• Available records:
____________________

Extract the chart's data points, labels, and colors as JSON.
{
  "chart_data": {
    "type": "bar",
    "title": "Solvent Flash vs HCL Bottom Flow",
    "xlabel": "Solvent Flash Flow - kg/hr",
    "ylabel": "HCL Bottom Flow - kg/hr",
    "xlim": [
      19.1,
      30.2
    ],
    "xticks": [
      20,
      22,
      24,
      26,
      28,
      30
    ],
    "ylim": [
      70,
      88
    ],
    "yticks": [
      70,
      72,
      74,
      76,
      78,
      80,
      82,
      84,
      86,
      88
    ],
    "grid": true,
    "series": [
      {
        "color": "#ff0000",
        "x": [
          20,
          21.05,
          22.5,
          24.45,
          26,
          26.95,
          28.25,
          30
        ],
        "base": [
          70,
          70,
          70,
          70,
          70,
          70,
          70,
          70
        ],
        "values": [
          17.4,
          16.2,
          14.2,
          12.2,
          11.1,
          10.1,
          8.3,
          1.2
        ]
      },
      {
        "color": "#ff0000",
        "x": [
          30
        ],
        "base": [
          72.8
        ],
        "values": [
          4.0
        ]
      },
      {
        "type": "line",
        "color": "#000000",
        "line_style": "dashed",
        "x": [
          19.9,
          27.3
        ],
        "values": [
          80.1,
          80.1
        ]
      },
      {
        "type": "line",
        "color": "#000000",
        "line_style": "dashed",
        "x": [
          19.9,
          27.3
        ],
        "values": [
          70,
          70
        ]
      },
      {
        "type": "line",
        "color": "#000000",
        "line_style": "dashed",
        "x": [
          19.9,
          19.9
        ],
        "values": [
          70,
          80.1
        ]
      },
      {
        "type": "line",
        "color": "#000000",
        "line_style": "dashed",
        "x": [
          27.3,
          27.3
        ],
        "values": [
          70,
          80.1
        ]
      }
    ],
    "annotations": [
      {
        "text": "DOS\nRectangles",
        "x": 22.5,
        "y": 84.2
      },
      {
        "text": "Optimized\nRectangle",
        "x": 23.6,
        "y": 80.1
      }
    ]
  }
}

____________________

• Required work:
Write every entry out again exactly.

• Finished answer:
Extract the chart's data points, labels, and colors as JSON.
{
  "chart_data": {
    "type": "bar",
    "title": "Solvent Flash vs HCL Bottom Flow",
    "xlabel": "Solvent Flash Flow - kg/hr",
    "ylabel": "HCL Bottom Flow - kg/hr",
    "xlim": [
      19.1,
      30.2
    ],
    "xticks": [
      20,
      22,
      24,
      26,
      28,
      30
    ],
    "ylim": [
      70,
      88
    ],
    "yticks": [
      70,
      72,
      74,
      76,
      78,
      80,
      82,
      84,
      86,
      88
    ],
    "grid": true,
    "series": [
      {
        "color": "#ff0000",
        "x": [
          20,
          21.05,
          22.5,
          24.45,
          26,
          26.95,
          28.25,
          30
        ],
        "base": [
          70,
          70,
          70,
          70,
          70,
          70,
          70,
          70
        ],
        "values": [
          17.4,
          16.2,
          14.2,
          12.2,
          11.1,
          10.1,
          8.3,
          1.2
        ]
      },
      {
        "color": "#ff0000",
        "x": [
          30
        ],
        "base": [
          72.8
        ],
        "values": [
          4.0
        ]
      },
      {
        "type": "line",
        "color": "#000000",
        "line_style": "dashed",
        "x": [
          19.9,
          27.3
        ],
        "values": [
          80.1,
          80.1
        ]
      },
      {
        "type": "line",
        "color": "#000000",
        "line_style": "dashed",
        "x": [
          19.9,
          27.3
        ],
        "values": [
          70,
          70
        ]
      },
      {
        "type": "line",
        "color": "#000000",
        "line_style": "dashed",
        "x": [
          19.9,
          19.9
        ],
        "values": [
          70,
          80.1
        ]
      },
      {
        "type": "line",
        "color": "#000000",
        "line_style": "dashed",
        "x": [
          27.3,
          27.3
        ],
        "values": [
          70,
          80.1
        ]
      }
    ],
    "annotations": [
      {
        "text": "DOS\nRectangles",
        "x": 22.5,
        "y": 84.2
      },
      {
        "text": "Optimized\nRectangle",
        "x": 23.6,
        "y": 80.1
      }
    ]
  }
}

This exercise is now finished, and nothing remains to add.